#### Written instruction:
Repeat, without any change, the entries presented below.

#### Source data:
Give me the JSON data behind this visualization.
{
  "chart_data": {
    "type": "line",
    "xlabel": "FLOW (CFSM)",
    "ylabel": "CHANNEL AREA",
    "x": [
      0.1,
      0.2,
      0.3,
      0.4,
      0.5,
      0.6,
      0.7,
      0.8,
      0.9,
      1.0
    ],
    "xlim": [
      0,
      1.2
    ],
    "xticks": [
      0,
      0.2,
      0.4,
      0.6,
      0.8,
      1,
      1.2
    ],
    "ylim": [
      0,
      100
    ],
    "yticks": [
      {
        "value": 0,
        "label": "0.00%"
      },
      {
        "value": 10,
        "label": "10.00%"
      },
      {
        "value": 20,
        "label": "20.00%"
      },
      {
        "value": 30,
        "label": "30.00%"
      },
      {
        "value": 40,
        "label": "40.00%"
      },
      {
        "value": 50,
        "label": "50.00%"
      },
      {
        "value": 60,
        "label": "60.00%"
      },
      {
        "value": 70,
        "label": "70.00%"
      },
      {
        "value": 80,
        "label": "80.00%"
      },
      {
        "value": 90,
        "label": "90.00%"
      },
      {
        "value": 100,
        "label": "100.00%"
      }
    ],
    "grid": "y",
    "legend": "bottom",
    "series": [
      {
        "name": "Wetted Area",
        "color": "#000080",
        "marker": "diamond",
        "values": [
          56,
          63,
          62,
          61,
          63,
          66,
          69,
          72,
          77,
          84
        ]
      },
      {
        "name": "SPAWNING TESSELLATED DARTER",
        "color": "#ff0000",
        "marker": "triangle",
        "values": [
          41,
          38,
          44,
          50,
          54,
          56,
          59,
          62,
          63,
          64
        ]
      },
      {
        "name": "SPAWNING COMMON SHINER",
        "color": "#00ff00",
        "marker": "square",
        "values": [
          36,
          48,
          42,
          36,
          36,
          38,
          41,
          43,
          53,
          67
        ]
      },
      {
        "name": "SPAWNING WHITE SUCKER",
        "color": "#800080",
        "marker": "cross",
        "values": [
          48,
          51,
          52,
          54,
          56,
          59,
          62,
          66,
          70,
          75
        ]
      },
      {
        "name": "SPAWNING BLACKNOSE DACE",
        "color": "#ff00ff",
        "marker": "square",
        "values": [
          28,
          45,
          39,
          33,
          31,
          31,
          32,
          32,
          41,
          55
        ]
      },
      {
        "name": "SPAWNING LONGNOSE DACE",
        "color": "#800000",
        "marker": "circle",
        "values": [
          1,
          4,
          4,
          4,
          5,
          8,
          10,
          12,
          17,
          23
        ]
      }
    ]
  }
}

#### Full output:
Give me the JSON data behind this visualization.
{
  "chart_data": {
    "type": "line",
    "xlabel": "FLOW (CFSM)",
    "ylabel": "CHANNEL AREA",
    "x": [
      0.1,
      0.2,
      0.3,
      0.4,
      0.5,
      0.6,
      0.7,
      0.8,
      0.9,
      1.0
    ],
    "xlim": [
      0,
      1.2
    ],
    "xticks": [
      0,
      0.2,
      0.4,
      0.6,
      0.8,
      1,
      1.2
    ],
    "ylim": [
      0,
      100
    ],
    "yticks": [
      {
        "value": 0,
        "label": "0.00%"
      },
      {
        "value": 10,
        "label": "10.00%"
      },
      {
        "value": 20,
        "label": "20.00%"
      },
      {
        "value": 30,
        "label": "30.00%"
      },
      {
        "value": 40,
        "label": "40.00%"
      },
      {
        "value": 50,
        "label": "50.00%"
      },
      {
        "value": 60,
        "label": "60.00%"
      },
      {
        "value": 70,
        "label": "70.00%"
      },
      {
        "value": 80,
        "label": "80.00%"
      },
      {
        "value": 90,
        "label": "90.00%"
      },
      {
        "value": 100,
        "label": "100.00%"
      }
    ],
    "grid": "y",
    "legend": "bottom",
    "series": [
      {
        "name": "Wetted Area",
        "color": "#000080",
        "marker": "diamond",
        "values": [
          56,
          63,
          62,
          61,
          63,
          66,
          69,
          72,
          77,
          84
        ]
      },
      {
        "name": "SPAWNING TESSELLATED DARTER",
        "color": "#ff0000",
        "marker": "triangle",
        "values": [
          41,
          38,
          44,
          50,
          54,
          56,
          59,
          62,
          63,
          64
        ]
      },
      {
        "name": "SPAWNING COMMON SHINER",
        "color": "#00ff00",
        "marker": "square",
        "values": [
          36,
          48,
          42,
          36,
          36,
          38,
          41,
          43,
          53,
          67
        ]
      },
      {
        "name": "SPAWNING WHITE SUCKER",
        "color": "#800080",
        "marker": "cross",
        "values": [
          48,
          51,
          52,
          54,
          56,
          59,
          62,
          66,
          70,
          75
        ]
      },
      {
        "name": "SPAWNING BLACKNOSE DACE",
        "color": "#ff00ff",
        "marker": "square",
        "values": [
          28,
          45,
          39,
          33,
          31,
          31,
          32,
          32,
          41,
          55
        ]
      },
      {
        "name": "SPAWNING LONGNOSE DACE",
        "color": "#800000",
        "marker": "circle",
        "values": [
          1,
          4,
          4,
          4,
          5,
          8,
          10,
          12,
          17,
          23
        ]
      }
    ]
  }
}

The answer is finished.